▶ ねらい 1
循環型社会についての文章のうち、「そして、人間の都合ばかりが支」のある文から始めて「自覚するときが来ております。」で終わる部分を書き写してください。そのとき「災害」を「異変」に置き換えてください。
▶ ねらい 2
循環型社会についての文章では、太陽やさまざまな星の光のエネルギーは何の中を循環していると書かれていますか。
▶ ねらい 3
循環型社会についての文章を、最後の文のあとから書き続けてください。

▶ ページ
- - -

地球環境と共生できる循環型の社会を今の社会の現状私たちは文明の発達と共に大自然の力を軽視し、科学を万能であるかのように考え、我々人間の能力ですべての自然をコントロールできるかのような錯覚に落入ってしまいました。
そして、人間の都合ばかりが支配する社会へと変貌し、いつの間にか自然から背を向け、 あたかもそれが快適な暮らし、文明的な暮らしであるかのような生活を日々、送り続けております。
その結果、地球の生態系のバランスが壊れ、様々なひずみが出来てしまい、あちこちで災害が頻発するという状態を招いてしまったように思われます。
自然の循環地球の自然は、様々な生命体がそれぞれ絶妙なバランスで関わりあいながら、それぞれの命を育んでおります。私たち人間も地球の大きな自然環境の中に組み込まれている一生命体であり、他の生命体とのバランスを欠いては存在することが出来ない部分であることを自覚するときが来ております。
また、太陽やさまざまな星の光のエネルギーは、水や空気や大地、そしてすべての生き物たちの中をいろいろに形を変えながら、大きく循環しています。

- - -

▶ 元のデータ
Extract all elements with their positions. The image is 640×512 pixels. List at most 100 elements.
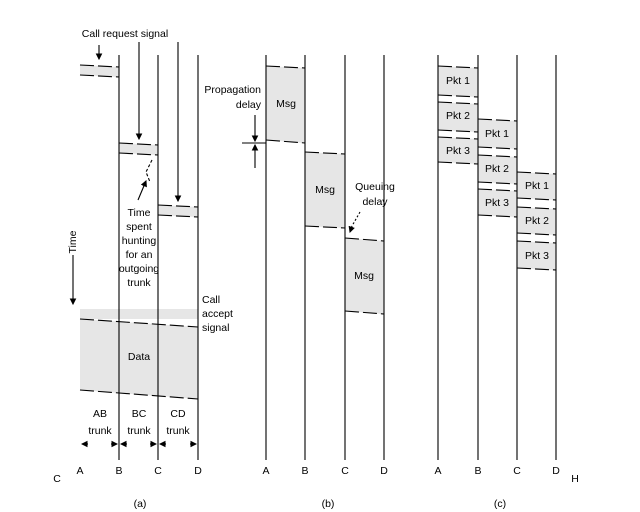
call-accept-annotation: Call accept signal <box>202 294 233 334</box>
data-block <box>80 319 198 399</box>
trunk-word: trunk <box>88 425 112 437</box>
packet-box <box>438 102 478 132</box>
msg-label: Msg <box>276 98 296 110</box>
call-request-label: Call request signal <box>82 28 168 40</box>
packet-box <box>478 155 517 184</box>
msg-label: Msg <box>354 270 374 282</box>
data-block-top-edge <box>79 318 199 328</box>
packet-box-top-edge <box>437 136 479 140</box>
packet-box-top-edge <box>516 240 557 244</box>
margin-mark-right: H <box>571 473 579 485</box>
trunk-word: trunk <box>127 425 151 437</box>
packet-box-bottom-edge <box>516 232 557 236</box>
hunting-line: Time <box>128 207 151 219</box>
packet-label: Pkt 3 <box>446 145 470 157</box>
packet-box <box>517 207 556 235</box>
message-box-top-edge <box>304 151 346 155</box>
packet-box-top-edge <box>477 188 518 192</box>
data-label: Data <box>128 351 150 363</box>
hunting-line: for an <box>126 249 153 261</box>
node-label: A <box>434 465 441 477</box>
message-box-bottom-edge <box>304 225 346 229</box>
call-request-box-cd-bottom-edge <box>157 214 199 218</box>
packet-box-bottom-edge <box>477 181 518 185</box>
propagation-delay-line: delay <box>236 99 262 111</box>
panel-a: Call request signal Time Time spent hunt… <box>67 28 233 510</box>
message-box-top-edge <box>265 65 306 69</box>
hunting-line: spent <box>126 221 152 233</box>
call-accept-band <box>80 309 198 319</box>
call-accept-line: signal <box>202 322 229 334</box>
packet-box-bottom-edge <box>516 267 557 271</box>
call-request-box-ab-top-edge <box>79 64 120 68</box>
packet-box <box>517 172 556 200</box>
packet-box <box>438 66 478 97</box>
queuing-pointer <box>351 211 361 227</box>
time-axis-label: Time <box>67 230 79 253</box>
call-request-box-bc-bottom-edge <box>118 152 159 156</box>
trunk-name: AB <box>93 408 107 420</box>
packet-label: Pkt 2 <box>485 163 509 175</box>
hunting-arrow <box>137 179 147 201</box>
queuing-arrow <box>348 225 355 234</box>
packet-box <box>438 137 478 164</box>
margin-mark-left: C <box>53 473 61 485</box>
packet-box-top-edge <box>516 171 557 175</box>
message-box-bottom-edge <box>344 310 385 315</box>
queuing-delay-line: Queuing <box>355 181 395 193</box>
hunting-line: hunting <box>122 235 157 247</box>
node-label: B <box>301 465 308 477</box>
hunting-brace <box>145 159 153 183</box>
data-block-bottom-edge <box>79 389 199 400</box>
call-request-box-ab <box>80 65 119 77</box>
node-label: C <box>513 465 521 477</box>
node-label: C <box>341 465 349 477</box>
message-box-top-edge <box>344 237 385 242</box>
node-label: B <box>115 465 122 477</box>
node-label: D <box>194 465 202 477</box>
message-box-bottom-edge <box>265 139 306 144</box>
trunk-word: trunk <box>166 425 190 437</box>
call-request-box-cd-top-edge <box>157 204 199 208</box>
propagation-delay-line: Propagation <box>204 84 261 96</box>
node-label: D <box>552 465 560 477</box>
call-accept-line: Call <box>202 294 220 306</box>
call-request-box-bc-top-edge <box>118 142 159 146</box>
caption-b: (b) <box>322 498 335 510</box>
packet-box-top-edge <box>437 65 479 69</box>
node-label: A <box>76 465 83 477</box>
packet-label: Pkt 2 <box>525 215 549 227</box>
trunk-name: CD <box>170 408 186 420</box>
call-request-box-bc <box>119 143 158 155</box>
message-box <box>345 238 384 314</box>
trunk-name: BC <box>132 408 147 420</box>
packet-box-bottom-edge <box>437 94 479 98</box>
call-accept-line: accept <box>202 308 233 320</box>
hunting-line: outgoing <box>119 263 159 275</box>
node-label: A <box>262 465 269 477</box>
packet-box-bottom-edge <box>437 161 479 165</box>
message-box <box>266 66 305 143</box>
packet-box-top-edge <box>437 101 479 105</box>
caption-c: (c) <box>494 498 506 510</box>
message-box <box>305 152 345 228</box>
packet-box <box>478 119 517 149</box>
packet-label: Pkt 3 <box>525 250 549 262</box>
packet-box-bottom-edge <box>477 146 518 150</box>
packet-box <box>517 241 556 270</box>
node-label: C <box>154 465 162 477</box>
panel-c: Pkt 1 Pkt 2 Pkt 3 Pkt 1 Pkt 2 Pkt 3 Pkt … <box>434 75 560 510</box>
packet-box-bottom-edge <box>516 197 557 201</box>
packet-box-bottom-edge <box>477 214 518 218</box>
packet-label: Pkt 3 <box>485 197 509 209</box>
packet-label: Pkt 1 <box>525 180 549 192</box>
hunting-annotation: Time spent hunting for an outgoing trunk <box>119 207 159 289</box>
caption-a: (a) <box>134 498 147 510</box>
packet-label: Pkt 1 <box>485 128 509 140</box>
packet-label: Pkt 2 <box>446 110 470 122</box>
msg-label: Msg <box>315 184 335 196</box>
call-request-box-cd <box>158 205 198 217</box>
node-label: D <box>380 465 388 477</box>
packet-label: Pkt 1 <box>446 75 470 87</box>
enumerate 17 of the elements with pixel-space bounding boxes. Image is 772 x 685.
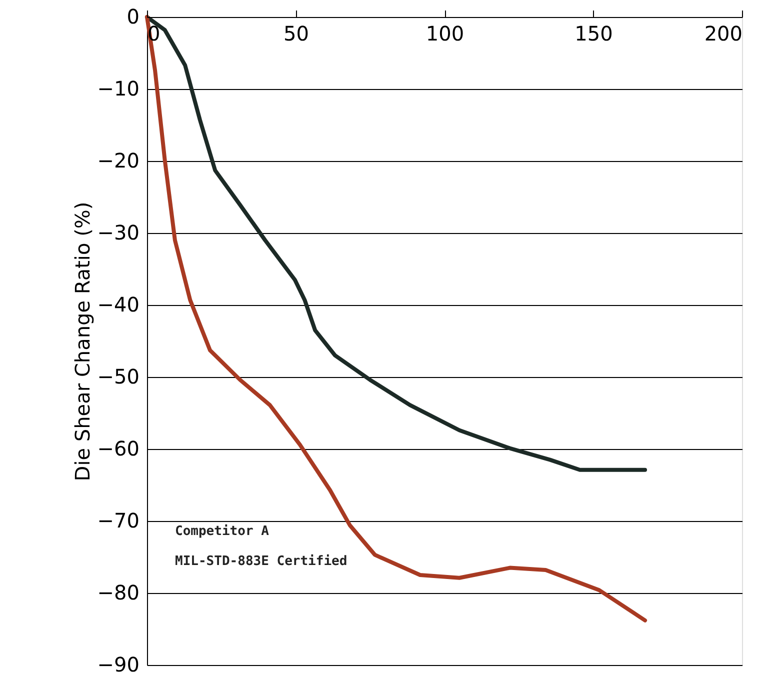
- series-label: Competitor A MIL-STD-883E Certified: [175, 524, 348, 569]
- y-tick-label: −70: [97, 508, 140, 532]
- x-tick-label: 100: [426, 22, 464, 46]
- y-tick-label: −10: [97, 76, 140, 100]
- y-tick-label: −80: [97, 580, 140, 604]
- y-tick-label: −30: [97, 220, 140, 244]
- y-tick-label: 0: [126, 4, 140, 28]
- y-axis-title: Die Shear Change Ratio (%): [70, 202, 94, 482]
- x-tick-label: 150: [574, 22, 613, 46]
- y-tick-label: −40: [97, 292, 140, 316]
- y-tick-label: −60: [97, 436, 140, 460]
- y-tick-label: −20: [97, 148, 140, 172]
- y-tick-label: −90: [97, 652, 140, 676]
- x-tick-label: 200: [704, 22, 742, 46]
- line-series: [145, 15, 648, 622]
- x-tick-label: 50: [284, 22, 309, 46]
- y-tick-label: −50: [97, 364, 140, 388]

- - -

▶ 作業の結果 1
そして、人間の都合ばかりが支配する社会へと変貌し、いつの間にか自然から背を向け、 あたかもそれが快適な暮らし、文明的な暮らしであるかのような生活を日々、送り続けております。
その結果、地球の生態系のバランスが壊れ、様々なひずみが出来てしまい、あちこちで異変が頻発するという状態を招いてしまったように思われます。
自然の循環地球の自然は、様々な生命体がそれぞれ絶妙なバランスで関わりあいながら、それぞれの命を育んでおります。私たち人間も地球の大きな自然環境の中に組み込まれている一生命体であり、他の生命体とのバランスを欠いては存在することが出来ない部分であることを自覚するときが来ております。

▶ 作業の結果 2
水や空気や大地、そしてすべての生き物たちの中です。

▶ 作業の結果 3
大地に蒔いた種子は、土と水と空気と微生物、光に育てられ、葉を伸ばし、実を結びます。そして、人や虫や動物たちの食べ物となって命をつないでくれております。
動物たちの糞は発酵して堆肥となり、微生物に食べられて再び土に返っていきます。そして、その豊かな栄養分を含んだ水は山に保水されて川となり、その水を植物が吸収して大きく成長します。
また、植物の体内を通過した水は、葉から蒸散作用によって空中に出て、冷やされて雨になり、その雨は再び作物の命を育てます。地球のあらゆるものが循環しながら、生命を維持しているのです。
地球の危機現代社会においては それらの循環を私たち人間が断ち切って、それがあたかも文明社会の勝利であるかのように、便利で快適な暮らしを追求してきました。しかし、そうした行為が自分たちの首を絞めるような状態を作り出してしまっていることを自覚しないかぎり、この地球の危機的な状況を救えません。地球環境を本来の姿に戻し、今までの間違った知識をもう一度検証しなおそうではありませんか。
自然に沿っている農業でさえ、今は循環を維持できておりません。
例えば、化学肥料や農薬がないと作物は育てられないのでしょうか?
化学肥料を使うと土中のミネラルバランスを壊し、一度使えば、次からはその肥料なしにはうまく育たなくなるそうです。
農薬も土中の菌や微生物バランスを崩してしまいます。
害虫と名付けられた生き物さえも、生態系のバランスのために 必要だから存在するのだと言う人もおります。
生態系のシステムを崩してしまう行為が、人間が手を入れないと成立しない環境を作ってしまっている様な気がします。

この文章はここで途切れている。